**Recorded data:**
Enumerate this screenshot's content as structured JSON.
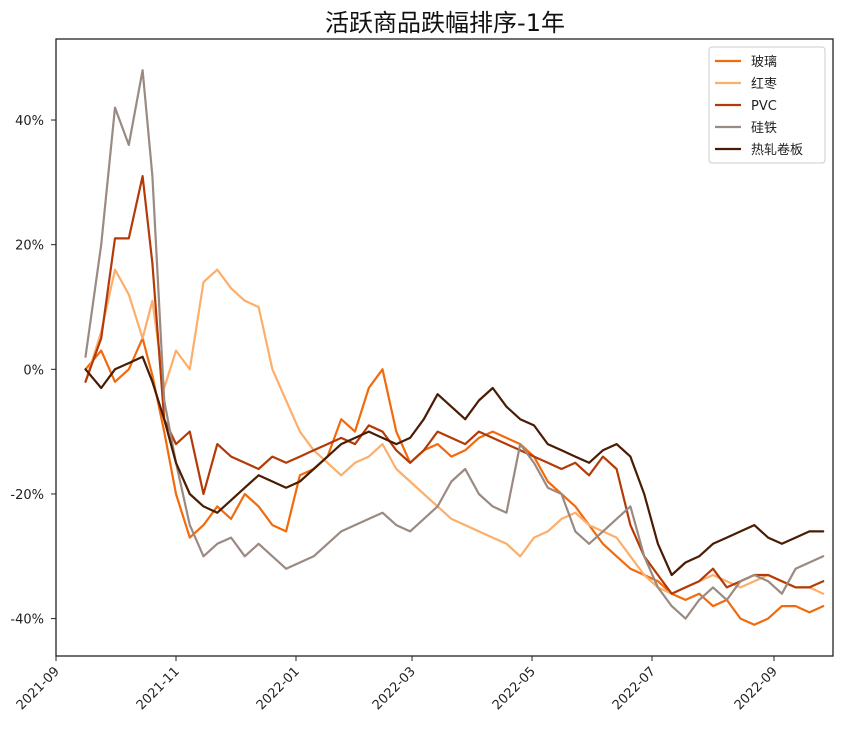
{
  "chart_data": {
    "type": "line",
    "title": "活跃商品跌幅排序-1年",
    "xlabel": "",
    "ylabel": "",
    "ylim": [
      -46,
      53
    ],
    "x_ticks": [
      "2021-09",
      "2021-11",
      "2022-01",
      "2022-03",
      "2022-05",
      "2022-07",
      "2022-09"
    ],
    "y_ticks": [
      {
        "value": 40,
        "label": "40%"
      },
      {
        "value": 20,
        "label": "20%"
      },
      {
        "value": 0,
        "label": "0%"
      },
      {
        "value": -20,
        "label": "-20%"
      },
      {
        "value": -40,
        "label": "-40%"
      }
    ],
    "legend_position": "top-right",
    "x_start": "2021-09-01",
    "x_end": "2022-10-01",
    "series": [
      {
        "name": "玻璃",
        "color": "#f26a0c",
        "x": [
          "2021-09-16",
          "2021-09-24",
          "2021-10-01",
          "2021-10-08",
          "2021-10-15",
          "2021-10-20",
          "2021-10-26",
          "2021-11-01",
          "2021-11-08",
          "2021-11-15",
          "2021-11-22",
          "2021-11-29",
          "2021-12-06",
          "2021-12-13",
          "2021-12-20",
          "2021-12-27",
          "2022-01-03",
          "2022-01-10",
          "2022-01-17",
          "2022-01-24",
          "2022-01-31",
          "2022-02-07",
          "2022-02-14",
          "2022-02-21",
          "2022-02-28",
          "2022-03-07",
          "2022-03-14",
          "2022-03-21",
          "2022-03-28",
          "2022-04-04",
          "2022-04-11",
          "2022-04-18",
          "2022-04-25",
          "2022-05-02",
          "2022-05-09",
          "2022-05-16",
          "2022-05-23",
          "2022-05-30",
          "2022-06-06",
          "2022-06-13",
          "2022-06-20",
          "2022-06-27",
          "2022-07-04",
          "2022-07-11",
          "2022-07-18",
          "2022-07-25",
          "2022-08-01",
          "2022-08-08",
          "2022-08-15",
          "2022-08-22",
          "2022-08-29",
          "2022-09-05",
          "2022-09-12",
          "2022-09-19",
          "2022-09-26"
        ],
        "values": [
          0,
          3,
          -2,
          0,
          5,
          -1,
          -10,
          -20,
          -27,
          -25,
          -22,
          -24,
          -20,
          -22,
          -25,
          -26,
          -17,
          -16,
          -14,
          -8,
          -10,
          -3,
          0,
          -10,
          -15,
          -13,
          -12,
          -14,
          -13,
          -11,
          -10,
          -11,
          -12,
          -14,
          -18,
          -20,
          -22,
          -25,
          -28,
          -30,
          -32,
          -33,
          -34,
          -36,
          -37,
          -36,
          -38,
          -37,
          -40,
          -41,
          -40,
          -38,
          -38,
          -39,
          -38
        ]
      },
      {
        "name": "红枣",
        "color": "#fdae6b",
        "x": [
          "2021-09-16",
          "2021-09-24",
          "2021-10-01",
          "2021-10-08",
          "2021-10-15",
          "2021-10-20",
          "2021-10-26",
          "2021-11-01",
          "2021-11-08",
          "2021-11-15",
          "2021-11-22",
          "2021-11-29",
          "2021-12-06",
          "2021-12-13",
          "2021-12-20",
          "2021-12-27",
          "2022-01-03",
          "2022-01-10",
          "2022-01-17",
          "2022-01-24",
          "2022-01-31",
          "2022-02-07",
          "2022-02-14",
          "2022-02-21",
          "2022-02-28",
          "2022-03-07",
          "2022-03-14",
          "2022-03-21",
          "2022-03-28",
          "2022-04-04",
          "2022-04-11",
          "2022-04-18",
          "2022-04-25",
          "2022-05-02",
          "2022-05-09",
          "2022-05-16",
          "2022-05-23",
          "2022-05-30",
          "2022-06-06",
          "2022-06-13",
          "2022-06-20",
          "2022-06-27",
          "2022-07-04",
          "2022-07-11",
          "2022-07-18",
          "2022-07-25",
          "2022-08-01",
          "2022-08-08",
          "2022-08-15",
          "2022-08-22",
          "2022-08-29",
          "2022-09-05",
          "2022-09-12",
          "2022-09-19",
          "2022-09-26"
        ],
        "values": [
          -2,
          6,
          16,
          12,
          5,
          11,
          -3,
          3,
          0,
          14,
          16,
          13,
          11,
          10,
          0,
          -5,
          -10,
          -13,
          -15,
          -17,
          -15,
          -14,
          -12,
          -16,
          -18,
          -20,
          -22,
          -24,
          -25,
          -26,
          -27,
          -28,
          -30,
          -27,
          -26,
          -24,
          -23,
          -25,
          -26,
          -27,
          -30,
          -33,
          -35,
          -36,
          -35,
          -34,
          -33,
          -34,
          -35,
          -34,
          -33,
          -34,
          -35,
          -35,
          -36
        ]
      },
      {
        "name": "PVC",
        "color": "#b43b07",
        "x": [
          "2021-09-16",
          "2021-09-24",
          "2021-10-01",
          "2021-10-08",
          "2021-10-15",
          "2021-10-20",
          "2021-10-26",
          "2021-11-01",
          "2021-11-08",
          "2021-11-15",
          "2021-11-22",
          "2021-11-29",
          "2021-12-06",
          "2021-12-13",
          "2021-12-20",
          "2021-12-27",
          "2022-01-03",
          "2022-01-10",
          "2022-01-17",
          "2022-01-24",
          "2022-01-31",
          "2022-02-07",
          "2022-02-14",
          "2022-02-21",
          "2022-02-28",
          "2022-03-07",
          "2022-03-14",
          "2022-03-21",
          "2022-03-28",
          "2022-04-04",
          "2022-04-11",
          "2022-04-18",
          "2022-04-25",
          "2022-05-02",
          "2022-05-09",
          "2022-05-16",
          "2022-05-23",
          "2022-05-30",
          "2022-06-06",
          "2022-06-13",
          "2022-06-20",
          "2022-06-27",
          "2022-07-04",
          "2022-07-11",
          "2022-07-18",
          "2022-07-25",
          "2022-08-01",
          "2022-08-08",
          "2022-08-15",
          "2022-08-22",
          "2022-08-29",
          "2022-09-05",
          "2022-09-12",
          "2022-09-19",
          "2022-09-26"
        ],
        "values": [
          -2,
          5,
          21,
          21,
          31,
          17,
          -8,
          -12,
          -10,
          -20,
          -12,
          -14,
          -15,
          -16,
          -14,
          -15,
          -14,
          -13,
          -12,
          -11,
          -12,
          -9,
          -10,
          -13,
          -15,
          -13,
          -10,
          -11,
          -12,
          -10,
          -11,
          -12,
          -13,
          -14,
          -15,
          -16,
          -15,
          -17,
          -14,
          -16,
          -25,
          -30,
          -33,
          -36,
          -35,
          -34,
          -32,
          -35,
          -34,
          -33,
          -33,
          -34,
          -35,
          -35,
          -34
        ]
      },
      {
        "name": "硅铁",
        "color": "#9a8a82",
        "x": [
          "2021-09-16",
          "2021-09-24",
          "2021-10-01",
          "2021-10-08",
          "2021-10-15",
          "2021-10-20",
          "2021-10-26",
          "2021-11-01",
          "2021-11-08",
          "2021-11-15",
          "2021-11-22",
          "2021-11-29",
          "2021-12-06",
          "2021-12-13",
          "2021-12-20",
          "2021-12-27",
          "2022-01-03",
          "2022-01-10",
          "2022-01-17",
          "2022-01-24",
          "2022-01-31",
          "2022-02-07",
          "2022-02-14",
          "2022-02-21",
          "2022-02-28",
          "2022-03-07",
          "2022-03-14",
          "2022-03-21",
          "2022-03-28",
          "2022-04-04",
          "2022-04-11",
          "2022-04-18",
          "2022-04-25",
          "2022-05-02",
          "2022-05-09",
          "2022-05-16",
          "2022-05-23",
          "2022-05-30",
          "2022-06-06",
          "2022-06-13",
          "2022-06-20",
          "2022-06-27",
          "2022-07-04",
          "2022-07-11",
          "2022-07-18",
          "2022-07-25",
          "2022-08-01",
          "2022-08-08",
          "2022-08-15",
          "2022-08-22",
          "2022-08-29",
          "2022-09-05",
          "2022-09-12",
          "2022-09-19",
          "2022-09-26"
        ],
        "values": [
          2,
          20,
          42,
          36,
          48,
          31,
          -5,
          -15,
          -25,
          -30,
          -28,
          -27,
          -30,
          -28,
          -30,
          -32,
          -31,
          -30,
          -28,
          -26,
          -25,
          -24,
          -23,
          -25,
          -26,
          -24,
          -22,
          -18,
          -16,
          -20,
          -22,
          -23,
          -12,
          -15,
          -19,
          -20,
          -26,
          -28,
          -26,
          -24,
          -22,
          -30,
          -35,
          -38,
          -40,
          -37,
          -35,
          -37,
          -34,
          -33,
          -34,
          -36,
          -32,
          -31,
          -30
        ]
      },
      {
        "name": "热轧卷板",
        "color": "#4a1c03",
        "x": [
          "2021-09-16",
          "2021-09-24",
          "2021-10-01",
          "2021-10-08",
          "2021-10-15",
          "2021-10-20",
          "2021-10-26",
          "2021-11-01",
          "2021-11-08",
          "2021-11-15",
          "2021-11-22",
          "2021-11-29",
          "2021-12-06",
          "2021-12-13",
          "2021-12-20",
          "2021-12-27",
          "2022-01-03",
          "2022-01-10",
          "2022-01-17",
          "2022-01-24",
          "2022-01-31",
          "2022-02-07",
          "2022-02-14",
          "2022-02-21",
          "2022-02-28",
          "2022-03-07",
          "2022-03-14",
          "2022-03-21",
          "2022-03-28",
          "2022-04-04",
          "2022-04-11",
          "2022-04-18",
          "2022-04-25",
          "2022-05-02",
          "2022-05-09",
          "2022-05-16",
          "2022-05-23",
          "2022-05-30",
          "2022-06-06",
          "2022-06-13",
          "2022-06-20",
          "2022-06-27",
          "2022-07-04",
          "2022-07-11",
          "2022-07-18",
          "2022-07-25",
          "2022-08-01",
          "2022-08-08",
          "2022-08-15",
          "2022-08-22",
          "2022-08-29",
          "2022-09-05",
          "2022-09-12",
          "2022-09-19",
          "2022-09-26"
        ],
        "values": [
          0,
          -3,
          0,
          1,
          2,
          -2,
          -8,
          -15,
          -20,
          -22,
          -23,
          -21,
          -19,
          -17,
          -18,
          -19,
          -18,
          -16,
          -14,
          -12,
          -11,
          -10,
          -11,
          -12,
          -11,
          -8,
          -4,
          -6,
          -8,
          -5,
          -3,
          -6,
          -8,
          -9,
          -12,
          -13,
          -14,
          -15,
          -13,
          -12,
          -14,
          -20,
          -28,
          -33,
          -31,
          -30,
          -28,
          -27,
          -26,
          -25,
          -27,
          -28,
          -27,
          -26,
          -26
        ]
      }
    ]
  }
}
* * *
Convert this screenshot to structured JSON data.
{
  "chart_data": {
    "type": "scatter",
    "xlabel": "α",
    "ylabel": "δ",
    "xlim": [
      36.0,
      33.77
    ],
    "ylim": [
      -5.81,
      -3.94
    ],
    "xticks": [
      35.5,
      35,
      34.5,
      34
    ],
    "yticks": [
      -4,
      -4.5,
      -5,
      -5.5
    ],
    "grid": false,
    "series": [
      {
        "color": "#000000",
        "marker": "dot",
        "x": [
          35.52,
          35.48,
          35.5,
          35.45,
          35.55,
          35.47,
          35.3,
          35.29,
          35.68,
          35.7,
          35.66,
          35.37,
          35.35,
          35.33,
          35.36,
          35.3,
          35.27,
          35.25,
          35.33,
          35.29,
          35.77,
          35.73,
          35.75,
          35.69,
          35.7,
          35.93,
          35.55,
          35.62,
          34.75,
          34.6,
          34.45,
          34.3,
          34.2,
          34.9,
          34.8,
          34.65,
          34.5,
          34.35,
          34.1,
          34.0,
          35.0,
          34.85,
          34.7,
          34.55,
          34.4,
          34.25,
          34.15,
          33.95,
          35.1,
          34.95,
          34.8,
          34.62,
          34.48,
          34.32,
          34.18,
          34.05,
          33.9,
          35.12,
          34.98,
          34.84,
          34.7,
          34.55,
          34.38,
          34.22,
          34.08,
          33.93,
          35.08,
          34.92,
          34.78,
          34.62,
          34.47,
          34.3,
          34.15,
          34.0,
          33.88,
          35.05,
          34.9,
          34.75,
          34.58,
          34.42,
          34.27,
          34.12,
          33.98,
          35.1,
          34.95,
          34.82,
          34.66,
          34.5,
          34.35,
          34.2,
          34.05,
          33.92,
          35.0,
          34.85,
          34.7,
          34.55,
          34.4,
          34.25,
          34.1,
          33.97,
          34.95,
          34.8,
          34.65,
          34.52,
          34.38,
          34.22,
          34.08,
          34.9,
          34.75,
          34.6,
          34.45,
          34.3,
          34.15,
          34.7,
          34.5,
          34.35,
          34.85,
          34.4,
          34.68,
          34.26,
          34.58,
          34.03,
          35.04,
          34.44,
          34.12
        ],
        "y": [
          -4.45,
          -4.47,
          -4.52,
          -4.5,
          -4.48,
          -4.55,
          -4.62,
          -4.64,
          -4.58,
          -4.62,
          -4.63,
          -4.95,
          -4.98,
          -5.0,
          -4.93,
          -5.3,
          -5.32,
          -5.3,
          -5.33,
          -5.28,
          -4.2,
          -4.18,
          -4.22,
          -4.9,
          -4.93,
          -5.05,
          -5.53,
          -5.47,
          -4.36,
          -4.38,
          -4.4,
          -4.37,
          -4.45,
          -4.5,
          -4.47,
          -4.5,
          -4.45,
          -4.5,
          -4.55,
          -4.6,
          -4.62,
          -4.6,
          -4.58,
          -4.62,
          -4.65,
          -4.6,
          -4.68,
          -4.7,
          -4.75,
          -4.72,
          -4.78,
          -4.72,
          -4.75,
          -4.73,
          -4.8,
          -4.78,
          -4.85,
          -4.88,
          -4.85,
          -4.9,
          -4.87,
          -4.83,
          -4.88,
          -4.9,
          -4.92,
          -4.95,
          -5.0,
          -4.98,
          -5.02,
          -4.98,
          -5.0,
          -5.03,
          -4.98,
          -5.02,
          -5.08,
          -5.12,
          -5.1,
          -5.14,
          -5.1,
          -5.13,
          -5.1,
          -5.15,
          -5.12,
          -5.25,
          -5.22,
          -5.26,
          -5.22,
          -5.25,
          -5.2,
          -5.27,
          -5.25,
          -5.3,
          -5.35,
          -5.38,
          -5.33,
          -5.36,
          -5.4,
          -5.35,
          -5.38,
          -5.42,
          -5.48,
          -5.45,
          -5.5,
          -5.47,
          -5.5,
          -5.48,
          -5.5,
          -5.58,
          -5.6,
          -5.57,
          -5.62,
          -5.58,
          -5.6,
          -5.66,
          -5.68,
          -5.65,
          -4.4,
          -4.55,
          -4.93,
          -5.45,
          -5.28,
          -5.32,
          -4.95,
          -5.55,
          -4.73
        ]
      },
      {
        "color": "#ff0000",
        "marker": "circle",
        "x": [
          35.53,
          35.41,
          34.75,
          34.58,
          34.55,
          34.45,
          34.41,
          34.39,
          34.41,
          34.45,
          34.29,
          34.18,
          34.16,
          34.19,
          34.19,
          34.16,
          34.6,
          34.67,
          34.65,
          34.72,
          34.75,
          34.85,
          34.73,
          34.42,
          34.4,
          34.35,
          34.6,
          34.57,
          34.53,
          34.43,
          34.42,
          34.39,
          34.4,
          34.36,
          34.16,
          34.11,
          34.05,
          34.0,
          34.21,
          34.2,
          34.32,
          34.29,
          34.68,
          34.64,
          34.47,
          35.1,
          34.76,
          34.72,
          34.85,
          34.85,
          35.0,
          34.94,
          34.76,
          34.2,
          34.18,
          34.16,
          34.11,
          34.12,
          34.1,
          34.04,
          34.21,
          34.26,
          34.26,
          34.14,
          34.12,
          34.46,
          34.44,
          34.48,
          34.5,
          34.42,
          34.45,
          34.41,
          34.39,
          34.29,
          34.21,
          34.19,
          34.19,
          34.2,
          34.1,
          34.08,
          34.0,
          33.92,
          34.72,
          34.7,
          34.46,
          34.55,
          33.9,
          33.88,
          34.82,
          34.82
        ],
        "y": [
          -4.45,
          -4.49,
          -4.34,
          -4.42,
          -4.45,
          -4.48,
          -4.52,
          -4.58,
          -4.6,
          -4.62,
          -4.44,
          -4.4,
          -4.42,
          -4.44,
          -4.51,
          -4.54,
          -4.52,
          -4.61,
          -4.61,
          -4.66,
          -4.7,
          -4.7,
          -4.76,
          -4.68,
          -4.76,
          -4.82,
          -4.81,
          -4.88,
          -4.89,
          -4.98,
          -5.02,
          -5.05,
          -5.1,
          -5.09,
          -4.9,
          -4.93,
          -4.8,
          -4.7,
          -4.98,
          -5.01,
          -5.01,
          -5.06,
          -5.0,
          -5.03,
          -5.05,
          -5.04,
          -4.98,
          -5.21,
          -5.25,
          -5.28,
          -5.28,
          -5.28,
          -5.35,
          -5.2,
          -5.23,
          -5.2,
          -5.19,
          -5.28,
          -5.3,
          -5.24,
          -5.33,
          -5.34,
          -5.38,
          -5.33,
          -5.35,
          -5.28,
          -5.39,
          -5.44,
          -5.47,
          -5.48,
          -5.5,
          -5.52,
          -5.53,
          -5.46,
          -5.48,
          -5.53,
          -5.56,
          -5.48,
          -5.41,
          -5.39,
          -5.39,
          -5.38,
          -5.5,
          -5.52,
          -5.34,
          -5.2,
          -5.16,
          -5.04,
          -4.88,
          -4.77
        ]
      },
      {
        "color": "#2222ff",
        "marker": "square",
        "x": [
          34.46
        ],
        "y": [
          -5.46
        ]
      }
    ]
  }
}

**Your task:**
Only the number is wanted: how many lines in the data include the string "name"?

**Response:**
5